▶ Problem requirements:
Print the entries below word for word; the pictures stay out of your copy.

Stored records:
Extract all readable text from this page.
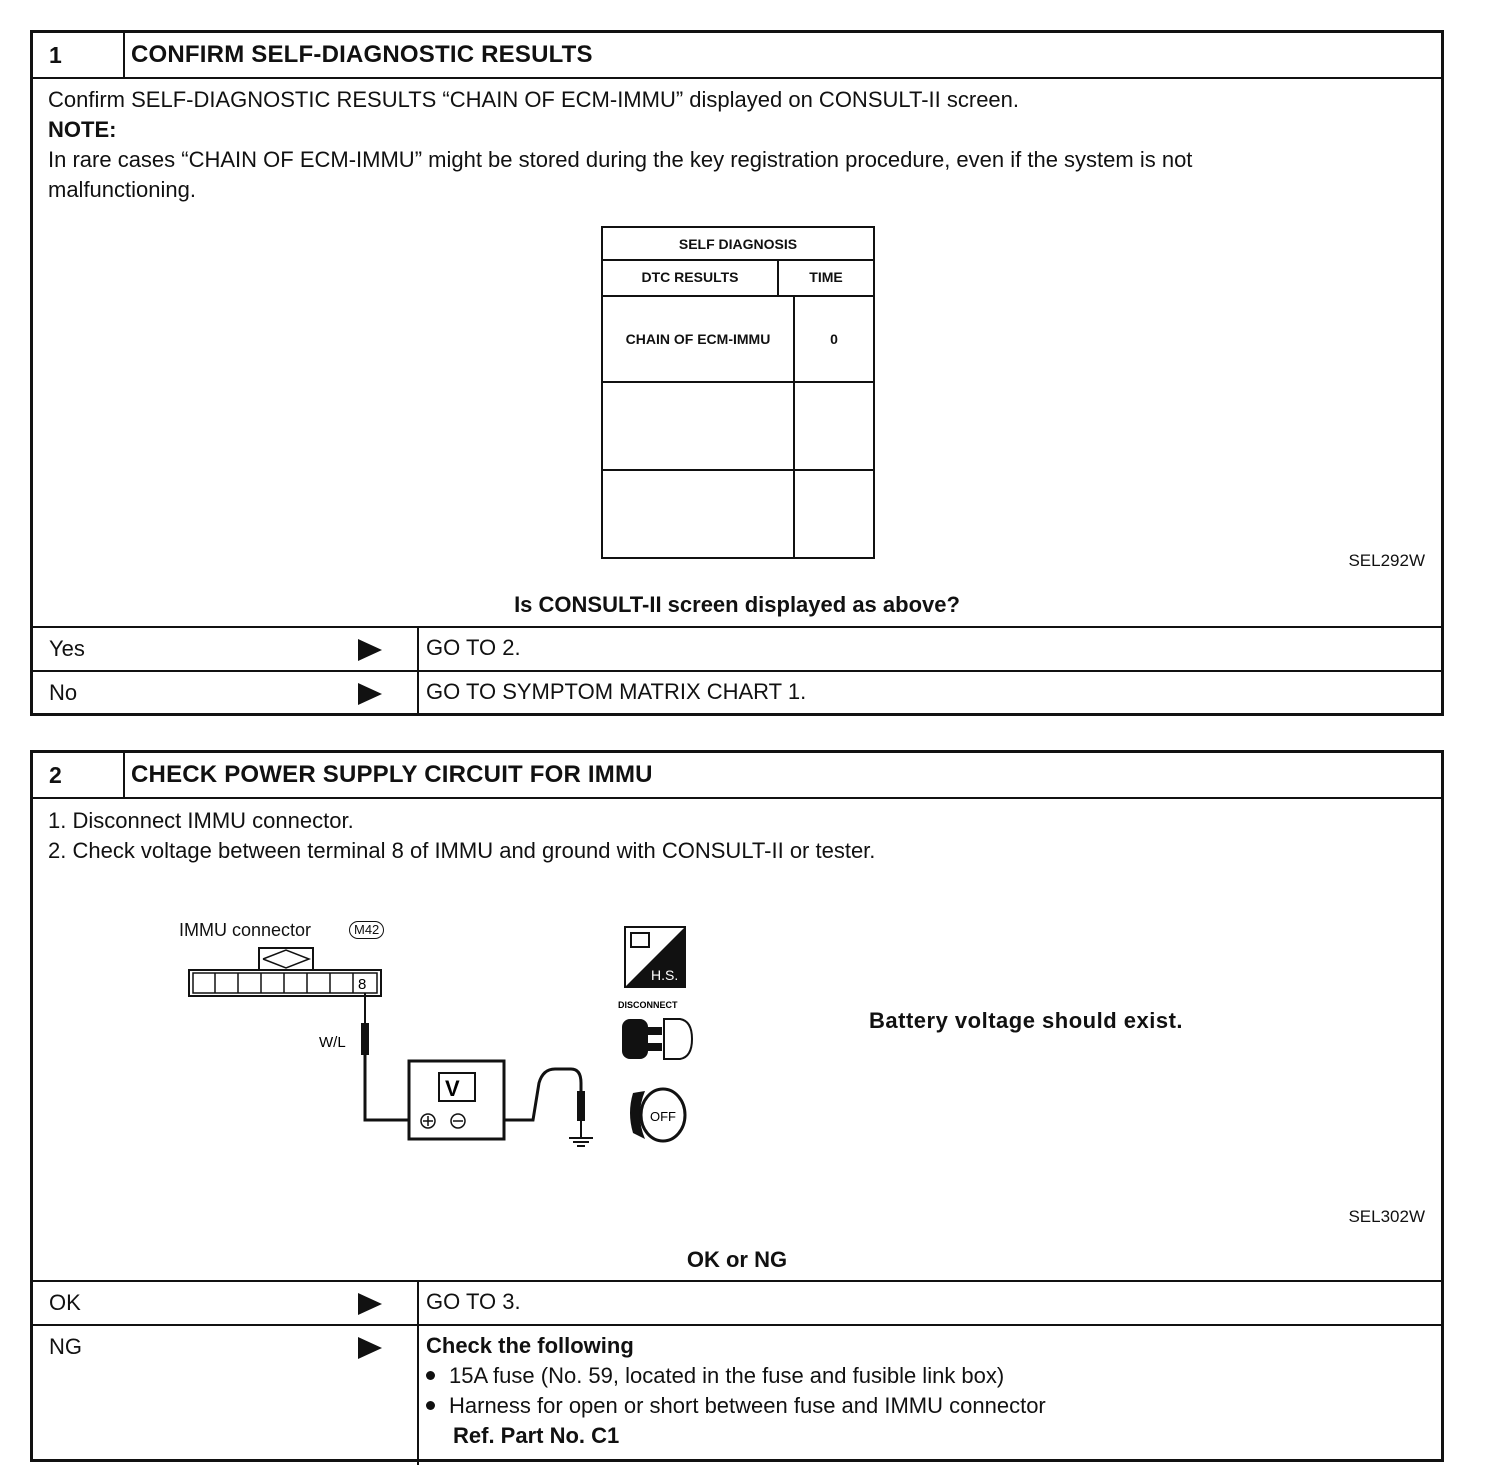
1	CONFIRM SELF-DIAGNOSTIC RESULTS
Confirm SELF-DIAGNOSTIC RESULTS “CHAIN OF ECM-IMMU” displayed on CONSULT-II screen.
NOTE:
In rare cases “CHAIN OF ECM-IMMU” might be stored during the key registration procedure, even if the system is not
malfunctioning.
SELF DIAGNOSIS
DTC RESULTS	TIME
CHAIN OF ECM-IMMU	0
SEL292W
Is CONSULT-II screen displayed as above?
Yes	GO TO 2.
No	GO TO SYMPTOM MATRIX CHART 1.
2	CHECK POWER SUPPLY CIRCUIT FOR IMMU
1. Disconnect IMMU connector.
2. Check voltage between terminal 8 of IMMU and ground with CONSULT-II or tester.
IMMU connector	M42
8
W/L
V
H.S.
DISCONNECT
OFF
Battery voltage should exist.
SEL302W
OK or NG
OK	GO TO 3.
NG	Check the following
15A fuse (No. 59, located in the fuse and fusible link box)
Harness for open or short between fuse and IMMU connector
Ref. Part No. C1
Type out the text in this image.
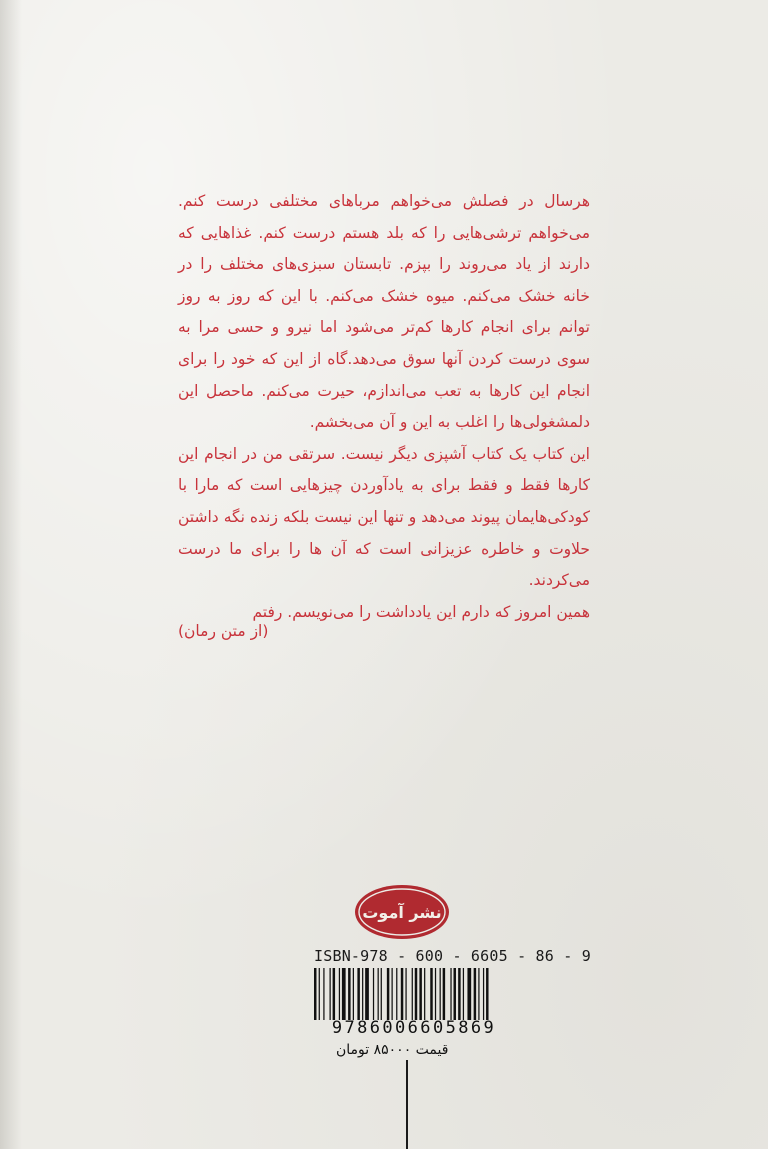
هرسال در فصلش می‌خواهم مرباهای مختلفی درست کنم. می‌خواهم ترشی‌هایی را که بلد هستم درست کنم. غذاهایی که دارند از یاد می‌روند را بپزم. تابستان سبزی‌های مختلف را در خانه خشک می‌کنم. میوه خشک می‌کنم. با این که روز به روز توانم برای انجام کارها کم‌تر می‌شود اما نیرو و حسی مرا به سوی درست کردن آنها سوق می‌دهد.گاه از این که خود را برای انجام این کارها به تعب می‌اندازم، حیرت می‌کنم. ماحصل این دلمشغولی‌ها را اغلب به این و آن می‌بخشم.

این کتاب یک کتاب آشپزی دیگر نیست. سرتقی من در انجام این کارها فقط و فقط برای به یادآوردن چیزهایی است که مارا با کودکی‌هایمان پیوند می‌دهد و تنها این نیست بلکه زنده نگه داشتن حلاوت و خاطره عزیزانی است که آن ها را برای ما درست می‌کردند.

همین امروز که دارم این یادداشت را می‌نویسم. رفتم

(از متن رمان)
نشر آموت
ISBN-978 - 600 - 6605 - 86 - 9
9786006605869
قیمت ۸۵۰۰۰ تومان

▶ Solution to this problem:
Extract all readable text from this page.
1	CONFIRM SELF-DIAGNOSTIC RESULTS
Confirm SELF-DIAGNOSTIC RESULTS “CHAIN OF ECM-IMMU” displayed on CONSULT-II screen.
NOTE:
In rare cases “CHAIN OF ECM-IMMU” might be stored during the key registration procedure, even if the system is not
malfunctioning.
SELF DIAGNOSIS
DTC RESULTS	TIME
CHAIN OF ECM-IMMU	0
SEL292W
Is CONSULT-II screen displayed as above?
Yes	GO TO 2.
No	GO TO SYMPTOM MATRIX CHART 1.
2	CHECK POWER SUPPLY CIRCUIT FOR IMMU
1. Disconnect IMMU connector.
2. Check voltage between terminal 8 of IMMU and ground with CONSULT-II or tester.
IMMU connector	M42
8
W/L
V
H.S.
DISCONNECT
OFF
Battery voltage should exist.
SEL302W
OK or NG
OK	GO TO 3.
NG	Check the following
15A fuse (No. 59, located in the fuse and fusible link box)
Harness for open or short between fuse and IMMU connector
Ref. Part No. C1
Type out the text in this image.
هرسال در فصلش می‌خواهم مرباهای مختلفی درست کنم. می‌خواهم ترشی‌هایی را که بلد هستم درست کنم. غذاهایی که دارند از یاد می‌روند را بپزم. تابستان سبزی‌های مختلف را در خانه خشک می‌کنم. میوه خشک می‌کنم. با این که روز به روز توانم برای انجام کارها کم‌تر می‌شود اما نیرو و حسی مرا به سوی درست کردن آنها سوق می‌دهد.گاه از این که خود را برای انجام این کارها به تعب می‌اندازم، حیرت می‌کنم. ماحصل این دلمشغولی‌ها را اغلب به این و آن می‌بخشم.

این کتاب یک کتاب آشپزی دیگر نیست. سرتقی من در انجام این کارها فقط و فقط برای به یادآوردن چیزهایی است که مارا با کودکی‌هایمان پیوند می‌دهد و تنها این نیست بلکه زنده نگه داشتن حلاوت و خاطره عزیزانی است که آن ها را برای ما درست می‌کردند.

همین امروز که دارم این یادداشت را می‌نویسم. رفتم

(از متن رمان)
نشر آموت
ISBN-978 - 600 - 6605 - 86 - 9
9786006605869
قیمت ۸۵۰۰۰ تومان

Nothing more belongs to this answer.